#### What this task involves
Will you extract the entries word for word? Images should not appear in the copy.

——

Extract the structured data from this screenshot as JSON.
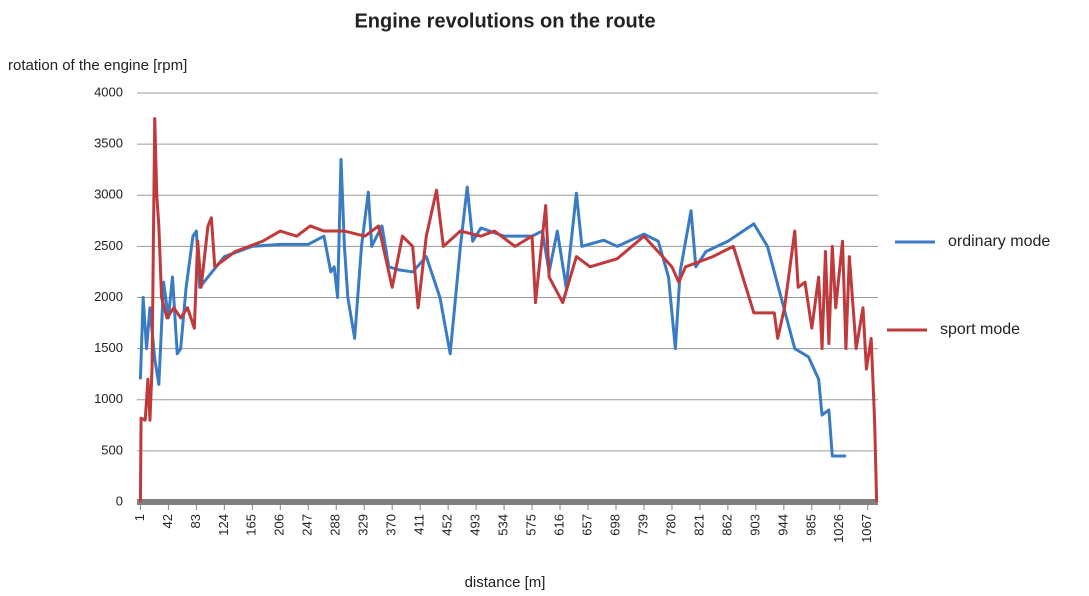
{
  "chart_data": {
    "type": "line",
    "title": "Engine revolutions on the route",
    "y_label": "rotation of the engine [rpm]",
    "x_label": "distance [m]",
    "xlim": [
      -4,
      1082
    ],
    "xticks": [
      1,
      42,
      83,
      124,
      165,
      206,
      247,
      288,
      329,
      370,
      411,
      452,
      493,
      534,
      575,
      616,
      657,
      698,
      739,
      780,
      821,
      862,
      903,
      944,
      985,
      1026,
      1067
    ],
    "ylim": [
      0,
      4000
    ],
    "yticks": [
      0,
      500,
      1000,
      1500,
      2000,
      2500,
      3000,
      3500,
      4000
    ],
    "grid": true,
    "legend": "right",
    "series": [
      {
        "name": "ordinary mode",
        "color": "#3a7cc4",
        "x": [
          1,
          5,
          10,
          15,
          22,
          28,
          35,
          42,
          48,
          55,
          60,
          68,
          78,
          83,
          88,
          100,
          124,
          165,
          206,
          247,
          270,
          280,
          285,
          290,
          295,
          300,
          305,
          315,
          325,
          335,
          340,
          355,
          365,
          380,
          400,
          420,
          440,
          455,
          470,
          480,
          488,
          500,
          534,
          575,
          590,
          600,
          612,
          625,
          640,
          648,
          680,
          700,
          739,
          760,
          775,
          785,
          792,
          808,
          815,
          830,
          862,
          900,
          920,
          940,
          960,
          980,
          995,
          1000,
          1010,
          1015,
          1035
        ],
        "values": [
          1200,
          2000,
          1500,
          1900,
          1400,
          1150,
          2150,
          1800,
          2200,
          1450,
          1500,
          2100,
          2600,
          2650,
          2100,
          2200,
          2400,
          2500,
          2520,
          2520,
          2600,
          2250,
          2300,
          2000,
          3350,
          2500,
          2000,
          1600,
          2500,
          3030,
          2500,
          2700,
          2300,
          2270,
          2250,
          2400,
          2000,
          1450,
          2500,
          3080,
          2550,
          2680,
          2600,
          2600,
          2650,
          2250,
          2650,
          2100,
          3020,
          2500,
          2560,
          2500,
          2620,
          2550,
          2200,
          1500,
          2250,
          2850,
          2300,
          2450,
          2550,
          2720,
          2500,
          2000,
          1500,
          1420,
          1200,
          850,
          900,
          450,
          450
        ]
      },
      {
        "name": "sport mode",
        "color": "#c0393b",
        "x": [
          1,
          2,
          8,
          12,
          15,
          18,
          22,
          25,
          28,
          32,
          40,
          50,
          60,
          70,
          80,
          85,
          90,
          100,
          105,
          110,
          140,
          180,
          206,
          230,
          250,
          270,
          300,
          330,
          350,
          370,
          385,
          400,
          408,
          420,
          435,
          445,
          470,
          500,
          520,
          550,
          575,
          580,
          595,
          600,
          620,
          640,
          660,
          700,
          739,
          780,
          790,
          800,
          840,
          870,
          900,
          930,
          935,
          945,
          960,
          965,
          975,
          985,
          995,
          1000,
          1005,
          1010,
          1015,
          1020,
          1030,
          1035,
          1040,
          1050,
          1060,
          1065,
          1072,
          1077,
          1080
        ],
        "values": [
          0,
          820,
          800,
          1200,
          800,
          1300,
          3750,
          3000,
          2700,
          2000,
          1800,
          1900,
          1800,
          1900,
          1700,
          2550,
          2100,
          2700,
          2780,
          2300,
          2450,
          2550,
          2650,
          2600,
          2700,
          2650,
          2650,
          2600,
          2700,
          2100,
          2600,
          2500,
          1900,
          2600,
          3050,
          2500,
          2650,
          2600,
          2650,
          2500,
          2600,
          1950,
          2900,
          2200,
          1950,
          2400,
          2300,
          2380,
          2600,
          2300,
          2150,
          2300,
          2400,
          2500,
          1850,
          1850,
          1600,
          1900,
          2650,
          2100,
          2150,
          1700,
          2200,
          1500,
          2450,
          1550,
          2500,
          1900,
          2550,
          1500,
          2400,
          1500,
          1900,
          1300,
          1600,
          800,
          0
        ]
      }
    ]
  }
}
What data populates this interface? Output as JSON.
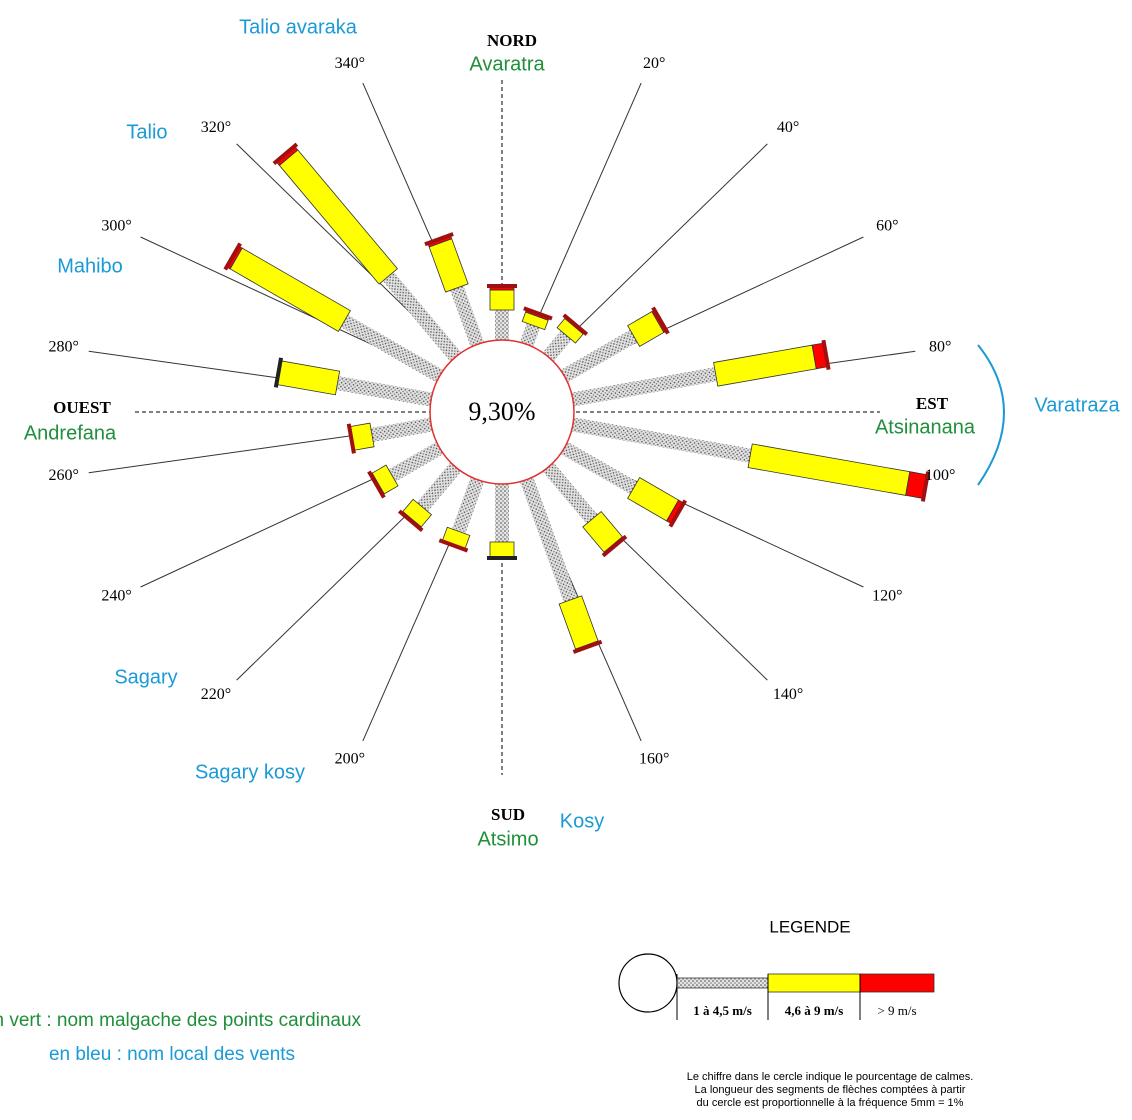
{
  "chart_data": {
    "type": "wind_rose",
    "categories": [
      null,
      "20°",
      "40°",
      "60°",
      "80°",
      "100°",
      "120°",
      "140°",
      "160°",
      null,
      "200°",
      "220°",
      "240°",
      "260°",
      "280°",
      "300°",
      "320°",
      "340°"
    ],
    "series": [
      {
        "name": "1 à 4,5 m/s",
        "color": "#d8d8d8",
        "values": [
          3.0,
          2.0,
          2.8,
          8.0,
          14.5,
          18.0,
          8.0,
          6.8,
          12.8,
          5.8,
          5.5,
          5.2,
          5.5,
          6.0,
          9.5,
          11.0,
          10.5,
          6.0
        ]
      },
      {
        "name": "4,6 à 9 m/s",
        "color": "#ffff00",
        "values": [
          2.0,
          1.0,
          1.2,
          2.8,
          10.0,
          16.0,
          4.5,
          3.3,
          4.8,
          1.6,
          1.4,
          1.6,
          1.6,
          2.0,
          6.0,
          12.5,
          15.5,
          4.8
        ]
      },
      {
        "name": "> 9 m/s",
        "color": "#ff0000",
        "values": [
          0.4,
          0.3,
          0.2,
          0.3,
          1.2,
          1.8,
          0.6,
          0.2,
          0.2,
          0,
          0.1,
          0.2,
          0.2,
          0.1,
          0,
          0.4,
          0.5,
          0.4
        ]
      }
    ],
    "calm_label": "9,30%",
    "cardinals": {
      "north": "NORD",
      "east": "EST",
      "south": "SUD",
      "west": "OUEST"
    },
    "malagasy_names": {
      "north": "Avaratra",
      "east": "Atsinanana",
      "south": "Atsimo",
      "west": "Andrefana"
    },
    "wind_names": [
      "Talio avaraka",
      "Talio",
      "Mahibo",
      "Varatraza",
      "Sagary",
      "Sagary kosy",
      "Kosy"
    ],
    "legend_title": "LEGENDE",
    "notes": [
      "en vert : nom malgache des points cardinaux",
      "en bleu : nom local des vents"
    ],
    "legend_notes": [
      "Le chiffre dans le cercle indique le pourcentage de calmes.",
      "La longueur des segments de flèches comptées à partir",
      "du cercle est proportionnelle à la fréquence  5mm = 1%"
    ]
  }
}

——

#### Expected answer
Extract the structured data from this screenshot as JSON.
{
  "chart_data": {
    "type": "line",
    "title": "Engine revolutions on the route",
    "y_label": "rotation of the engine [rpm]",
    "x_label": "distance [m]",
    "xlim": [
      -4,
      1082
    ],
    "xticks": [
      1,
      42,
      83,
      124,
      165,
      206,
      247,
      288,
      329,
      370,
      411,
      452,
      493,
      534,
      575,
      616,
      657,
      698,
      739,
      780,
      821,
      862,
      903,
      944,
      985,
      1026,
      1067
    ],
    "ylim": [
      0,
      4000
    ],
    "yticks": [
      0,
      500,
      1000,
      1500,
      2000,
      2500,
      3000,
      3500,
      4000
    ],
    "grid": true,
    "legend": "right",
    "series": [
      {
        "name": "ordinary mode",
        "color": "#3a7cc4",
        "x": [
          1,
          5,
          10,
          15,
          22,
          28,
          35,
          42,
          48,
          55,
          60,
          68,
          78,
          83,
          88,
          100,
          124,
          165,
          206,
          247,
          270,
          280,
          285,
          290,
          295,
          300,
          305,
          315,
          325,
          335,
          340,
          355,
          365,
          380,
          400,
          420,
          440,
          455,
          470,
          480,
          488,
          500,
          534,
          575,
          590,
          600,
          612,
          625,
          640,
          648,
          680,
          700,
          739,
          760,
          775,
          785,
          792,
          808,
          815,
          830,
          862,
          900,
          920,
          940,
          960,
          980,
          995,
          1000,
          1010,
          1015,
          1035
        ],
        "values": [
          1200,
          2000,
          1500,
          1900,
          1400,
          1150,
          2150,
          1800,
          2200,
          1450,
          1500,
          2100,
          2600,
          2650,
          2100,
          2200,
          2400,
          2500,
          2520,
          2520,
          2600,
          2250,
          2300,
          2000,
          3350,
          2500,
          2000,
          1600,
          2500,
          3030,
          2500,
          2700,
          2300,
          2270,
          2250,
          2400,
          2000,
          1450,
          2500,
          3080,
          2550,
          2680,
          2600,
          2600,
          2650,
          2250,
          2650,
          2100,
          3020,
          2500,
          2560,
          2500,
          2620,
          2550,
          2200,
          1500,
          2250,
          2850,
          2300,
          2450,
          2550,
          2720,
          2500,
          2000,
          1500,
          1420,
          1200,
          850,
          900,
          450,
          450
        ]
      },
      {
        "name": "sport mode",
        "color": "#c0393b",
        "x": [
          1,
          2,
          8,
          12,
          15,
          18,
          22,
          25,
          28,
          32,
          40,
          50,
          60,
          70,
          80,
          85,
          90,
          100,
          105,
          110,
          140,
          180,
          206,
          230,
          250,
          270,
          300,
          330,
          350,
          370,
          385,
          400,
          408,
          420,
          435,
          445,
          470,
          500,
          520,
          550,
          575,
          580,
          595,
          600,
          620,
          640,
          660,
          700,
          739,
          780,
          790,
          800,
          840,
          870,
          900,
          930,
          935,
          945,
          960,
          965,
          975,
          985,
          995,
          1000,
          1005,
          1010,
          1015,
          1020,
          1030,
          1035,
          1040,
          1050,
          1060,
          1065,
          1072,
          1077,
          1080
        ],
        "values": [
          0,
          820,
          800,
          1200,
          800,
          1300,
          3750,
          3000,
          2700,
          2000,
          1800,
          1900,
          1800,
          1900,
          1700,
          2550,
          2100,
          2700,
          2780,
          2300,
          2450,
          2550,
          2650,
          2600,
          2700,
          2650,
          2650,
          2600,
          2700,
          2100,
          2600,
          2500,
          1900,
          2600,
          3050,
          2500,
          2650,
          2600,
          2650,
          2500,
          2600,
          1950,
          2900,
          2200,
          1950,
          2400,
          2300,
          2380,
          2600,
          2300,
          2150,
          2300,
          2400,
          2500,
          1850,
          1850,
          1600,
          1900,
          2650,
          2100,
          2150,
          1700,
          2200,
          1500,
          2450,
          1550,
          2500,
          1900,
          2550,
          1500,
          2400,
          1500,
          1900,
          1300,
          1600,
          800,
          0
        ]
      }
    ]
  }
}
What data populates this interface? Output as JSON.
{
  "chart_data": {
    "type": "wind_rose",
    "categories": [
      null,
      "20°",
      "40°",
      "60°",
      "80°",
      "100°",
      "120°",
      "140°",
      "160°",
      null,
      "200°",
      "220°",
      "240°",
      "260°",
      "280°",
      "300°",
      "320°",
      "340°"
    ],
    "series": [
      {
        "name": "1 à 4,5 m/s",
        "color": "#d8d8d8",
        "values": [
          3.0,
          2.0,
          2.8,
          8.0,
          14.5,
          18.0,
          8.0,
          6.8,
          12.8,
          5.8,
          5.5,
          5.2,
          5.5,
          6.0,
          9.5,
          11.0,
          10.5,
          6.0
        ]
      },
      {
        "name": "4,6 à 9 m/s",
        "color": "#ffff00",
        "values": [
          2.0,
          1.0,
          1.2,
          2.8,
          10.0,
          16.0,
          4.5,
          3.3,
          4.8,
          1.6,
          1.4,
          1.6,
          1.6,
          2.0,
          6.0,
          12.5,
          15.5,
          4.8
        ]
      },
      {
        "name": "> 9 m/s",
        "color": "#ff0000",
        "values": [
          0.4,
          0.3,
          0.2,
          0.3,
          1.2,
          1.8,
          0.6,
          0.2,
          0.2,
          0,
          0.1,
          0.2,
          0.2,
          0.1,
          0,
          0.4,
          0.5,
          0.4
        ]
      }
    ],
    "calm_label": "9,30%",
    "cardinals": {
      "north": "NORD",
      "east": "EST",
      "south": "SUD",
      "west": "OUEST"
    },
    "malagasy_names": {
      "north": "Avaratra",
      "east": "Atsinanana",
      "south": "Atsimo",
      "west": "Andrefana"
    },
    "wind_names": [
      "Talio avaraka",
      "Talio",
      "Mahibo",
      "Varatraza",
      "Sagary",
      "Sagary kosy",
      "Kosy"
    ],
    "legend_title": "LEGENDE",
    "notes": [
      "en vert : nom malgache des points cardinaux",
      "en bleu : nom local des vents"
    ],
    "legend_notes": [
      "Le chiffre dans le cercle indique le pourcentage de calmes.",
      "La longueur des segments de flèches comptées à partir",
      "du cercle est proportionnelle à la fréquence  5mm = 1%"
    ]
  }
}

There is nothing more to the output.